[start Provided data]
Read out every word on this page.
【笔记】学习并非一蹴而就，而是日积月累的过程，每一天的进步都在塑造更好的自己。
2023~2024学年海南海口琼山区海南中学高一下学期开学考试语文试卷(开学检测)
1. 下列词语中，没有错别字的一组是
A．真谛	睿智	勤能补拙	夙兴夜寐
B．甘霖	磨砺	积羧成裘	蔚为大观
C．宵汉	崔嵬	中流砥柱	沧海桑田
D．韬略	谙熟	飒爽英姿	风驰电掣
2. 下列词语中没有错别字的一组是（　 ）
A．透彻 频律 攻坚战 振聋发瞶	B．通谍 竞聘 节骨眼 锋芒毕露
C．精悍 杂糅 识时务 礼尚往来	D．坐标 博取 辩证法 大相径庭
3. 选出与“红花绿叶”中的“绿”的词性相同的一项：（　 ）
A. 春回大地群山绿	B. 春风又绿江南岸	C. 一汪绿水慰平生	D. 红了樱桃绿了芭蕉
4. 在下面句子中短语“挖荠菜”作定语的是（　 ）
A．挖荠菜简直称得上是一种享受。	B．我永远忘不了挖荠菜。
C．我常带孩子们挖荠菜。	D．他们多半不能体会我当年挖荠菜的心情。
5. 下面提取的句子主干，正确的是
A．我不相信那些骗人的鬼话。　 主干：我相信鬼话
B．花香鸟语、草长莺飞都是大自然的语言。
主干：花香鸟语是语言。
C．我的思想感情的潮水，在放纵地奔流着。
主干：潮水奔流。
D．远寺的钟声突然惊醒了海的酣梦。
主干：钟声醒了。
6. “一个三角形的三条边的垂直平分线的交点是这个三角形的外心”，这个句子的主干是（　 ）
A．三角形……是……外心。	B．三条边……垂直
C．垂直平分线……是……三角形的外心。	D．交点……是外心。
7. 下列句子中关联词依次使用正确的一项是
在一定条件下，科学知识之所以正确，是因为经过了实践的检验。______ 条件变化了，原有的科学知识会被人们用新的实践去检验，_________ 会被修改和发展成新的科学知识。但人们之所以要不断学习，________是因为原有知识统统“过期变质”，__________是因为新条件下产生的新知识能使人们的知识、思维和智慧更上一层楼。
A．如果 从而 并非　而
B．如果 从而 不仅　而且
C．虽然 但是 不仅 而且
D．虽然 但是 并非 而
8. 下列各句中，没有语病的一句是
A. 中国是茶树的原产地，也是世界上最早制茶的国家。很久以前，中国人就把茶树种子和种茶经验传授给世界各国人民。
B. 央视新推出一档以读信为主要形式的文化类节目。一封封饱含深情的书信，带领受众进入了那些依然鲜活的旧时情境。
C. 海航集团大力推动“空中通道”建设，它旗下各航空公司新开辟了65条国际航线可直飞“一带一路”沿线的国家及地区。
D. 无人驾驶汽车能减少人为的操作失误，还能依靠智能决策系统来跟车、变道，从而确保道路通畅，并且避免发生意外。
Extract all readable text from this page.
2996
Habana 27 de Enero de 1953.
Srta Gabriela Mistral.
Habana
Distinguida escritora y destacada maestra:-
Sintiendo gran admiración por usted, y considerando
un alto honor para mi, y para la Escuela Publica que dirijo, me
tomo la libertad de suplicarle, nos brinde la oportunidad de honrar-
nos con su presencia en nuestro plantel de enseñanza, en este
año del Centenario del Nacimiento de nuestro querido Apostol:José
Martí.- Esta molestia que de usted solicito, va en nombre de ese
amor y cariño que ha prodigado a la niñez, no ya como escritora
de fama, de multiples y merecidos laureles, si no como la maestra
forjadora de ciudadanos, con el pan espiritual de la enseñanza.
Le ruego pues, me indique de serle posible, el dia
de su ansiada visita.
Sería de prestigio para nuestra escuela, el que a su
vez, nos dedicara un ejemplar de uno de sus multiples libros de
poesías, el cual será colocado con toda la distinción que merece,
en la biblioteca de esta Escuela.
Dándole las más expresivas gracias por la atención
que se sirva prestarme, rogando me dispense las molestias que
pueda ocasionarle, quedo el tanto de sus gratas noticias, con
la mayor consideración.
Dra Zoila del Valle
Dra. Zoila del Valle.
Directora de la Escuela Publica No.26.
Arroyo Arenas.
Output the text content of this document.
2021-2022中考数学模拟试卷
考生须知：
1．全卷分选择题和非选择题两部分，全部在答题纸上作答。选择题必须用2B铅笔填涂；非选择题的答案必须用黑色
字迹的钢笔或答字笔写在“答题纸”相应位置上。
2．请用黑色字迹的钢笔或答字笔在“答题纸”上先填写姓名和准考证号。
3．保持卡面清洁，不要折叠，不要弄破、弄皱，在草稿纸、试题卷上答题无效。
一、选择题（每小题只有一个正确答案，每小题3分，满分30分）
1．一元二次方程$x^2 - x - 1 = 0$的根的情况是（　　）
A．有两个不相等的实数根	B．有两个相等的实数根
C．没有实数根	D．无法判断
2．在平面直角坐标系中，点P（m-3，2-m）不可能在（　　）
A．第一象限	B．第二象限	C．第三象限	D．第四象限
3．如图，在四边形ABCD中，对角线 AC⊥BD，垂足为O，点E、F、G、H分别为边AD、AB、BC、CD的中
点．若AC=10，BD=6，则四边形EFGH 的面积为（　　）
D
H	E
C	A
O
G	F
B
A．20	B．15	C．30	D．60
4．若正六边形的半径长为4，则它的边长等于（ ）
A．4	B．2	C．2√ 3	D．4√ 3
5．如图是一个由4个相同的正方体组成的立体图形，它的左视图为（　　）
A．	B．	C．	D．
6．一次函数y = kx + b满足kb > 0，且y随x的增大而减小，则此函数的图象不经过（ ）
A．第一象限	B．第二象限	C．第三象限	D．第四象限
[end Provided data]
▸ **Goal**: Copy out each line exactly as written.

▸ **Output of the task**:
Read out every word on this page.
【笔记】学习并非一蹴而就，而是日积月累的过程，每一天的进步都在塑造更好的自己。
2023~2024学年海南海口琼山区海南中学高一下学期开学考试语文试卷(开学检测)
1. 下列词语中，没有错别字的一组是
A．真谛	睿智	勤能补拙	夙兴夜寐
B．甘霖	磨砺	积羧成裘	蔚为大观
C．宵汉	崔嵬	中流砥柱	沧海桑田
D．韬略	谙熟	飒爽英姿	风驰电掣
2. 下列词语中没有错别字的一组是（　 ）
A．透彻 频律 攻坚战 振聋发瞶	B．通谍 竞聘 节骨眼 锋芒毕露
C．精悍 杂糅 识时务 礼尚往来	D．坐标 博取 辩证法 大相径庭
3. 选出与“红花绿叶”中的“绿”的词性相同的一项：（　 ）
A. 春回大地群山绿	B. 春风又绿江南岸	C. 一汪绿水慰平生	D. 红了樱桃绿了芭蕉
4. 在下面句子中短语“挖荠菜”作定语的是（　 ）
A．挖荠菜简直称得上是一种享受。	B．我永远忘不了挖荠菜。
C．我常带孩子们挖荠菜。	D．他们多半不能体会我当年挖荠菜的心情。
5. 下面提取的句子主干，正确的是
A．我不相信那些骗人的鬼话。　 主干：我相信鬼话
B．花香鸟语、草长莺飞都是大自然的语言。
主干：花香鸟语是语言。
C．我的思想感情的潮水，在放纵地奔流着。
主干：潮水奔流。
D．远寺的钟声突然惊醒了海的酣梦。
主干：钟声醒了。
6. “一个三角形的三条边的垂直平分线的交点是这个三角形的外心”，这个句子的主干是（　 ）
A．三角形……是……外心。	B．三条边……垂直
C．垂直平分线……是……三角形的外心。	D．交点……是外心。
7. 下列句子中关联词依次使用正确的一项是
在一定条件下，科学知识之所以正确，是因为经过了实践的检验。______ 条件变化了，原有的科学知识会被人们用新的实践去检验，_________ 会被修改和发展成新的科学知识。但人们之所以要不断学习，________是因为原有知识统统“过期变质”，__________是因为新条件下产生的新知识能使人们的知识、思维和智慧更上一层楼。
A．如果 从而 并非　而
B．如果 从而 不仅　而且
C．虽然 但是 不仅 而且
D．虽然 但是 并非 而
8. 下列各句中，没有语病的一句是
A. 中国是茶树的原产地，也是世界上最早制茶的国家。很久以前，中国人就把茶树种子和种茶经验传授给世界各国人民。
B. 央视新推出一档以读信为主要形式的文化类节目。一封封饱含深情的书信，带领受众进入了那些依然鲜活的旧时情境。
C. 海航集团大力推动“空中通道”建设，它旗下各航空公司新开辟了65条国际航线可直飞“一带一路”沿线的国家及地区。
D. 无人驾驶汽车能减少人为的操作失误，还能依靠智能决策系统来跟车、变道，从而确保道路通畅，并且避免发生意外。
Extract all readable text from this page.
2996
Habana 27 de Enero de 1953.
Srta Gabriela Mistral.
Habana
Distinguida escritora y destacada maestra:-
Sintiendo gran admiración por usted, y considerando
un alto honor para mi, y para la Escuela Publica que dirijo, me
tomo la libertad de suplicarle, nos brinde la oportunidad de honrar-
nos con su presencia en nuestro plantel de enseñanza, en este
año del Centenario del Nacimiento de nuestro querido Apostol:José
Martí.- Esta molestia que de usted solicito, va en nombre de ese
amor y cariño que ha prodigado a la niñez, no ya como escritora
de fama, de multiples y merecidos laureles, si no como la maestra
forjadora de ciudadanos, con el pan espiritual de la enseñanza.
Le ruego pues, me indique de serle posible, el dia
de su ansiada visita.
Sería de prestigio para nuestra escuela, el que a su
vez, nos dedicara un ejemplar de uno de sus multiples libros de
poesías, el cual será colocado con toda la distinción que merece,
en la biblioteca de esta Escuela.
Dándole las más expresivas gracias por la atención
que se sirva prestarme, rogando me dispense las molestias que
pueda ocasionarle, quedo el tanto de sus gratas noticias, con
la mayor consideración.
Dra Zoila del Valle
Dra. Zoila del Valle.
Directora de la Escuela Publica No.26.
Arroyo Arenas.
Output the text content of this document.
2021-2022中考数学模拟试卷
考生须知：
1．全卷分选择题和非选择题两部分，全部在答题纸上作答。选择题必须用2B铅笔填涂；非选择题的答案必须用黑色
字迹的钢笔或答字笔写在“答题纸”相应位置上。
2．请用黑色字迹的钢笔或答字笔在“答题纸”上先填写姓名和准考证号。
3．保持卡面清洁，不要折叠，不要弄破、弄皱，在草稿纸、试题卷上答题无效。
一、选择题（每小题只有一个正确答案，每小题3分，满分30分）
1．一元二次方程$x^2 - x - 1 = 0$的根的情况是（　　）
A．有两个不相等的实数根	B．有两个相等的实数根
C．没有实数根	D．无法判断
2．在平面直角坐标系中，点P（m-3，2-m）不可能在（　　）
A．第一象限	B．第二象限	C．第三象限	D．第四象限
3．如图，在四边形ABCD中，对角线 AC⊥BD，垂足为O，点E、F、G、H分别为边AD、AB、BC、CD的中
点．若AC=10，BD=6，则四边形EFGH 的面积为（　　）
D
H	E
C	A
O
G	F
B
A．20	B．15	C．30	D．60
4．若正六边形的半径长为4，则它的边长等于（ ）
A．4	B．2	C．2√ 3	D．4√ 3
5．如图是一个由4个相同的正方体组成的立体图形，它的左视图为（　　）
A．	B．	C．	D．
6．一次函数y = kx + b满足kb > 0，且y随x的增大而减小，则此函数的图象不经过（ ）
A．第一象限	B．第二象限	C．第三象限	D．第四象限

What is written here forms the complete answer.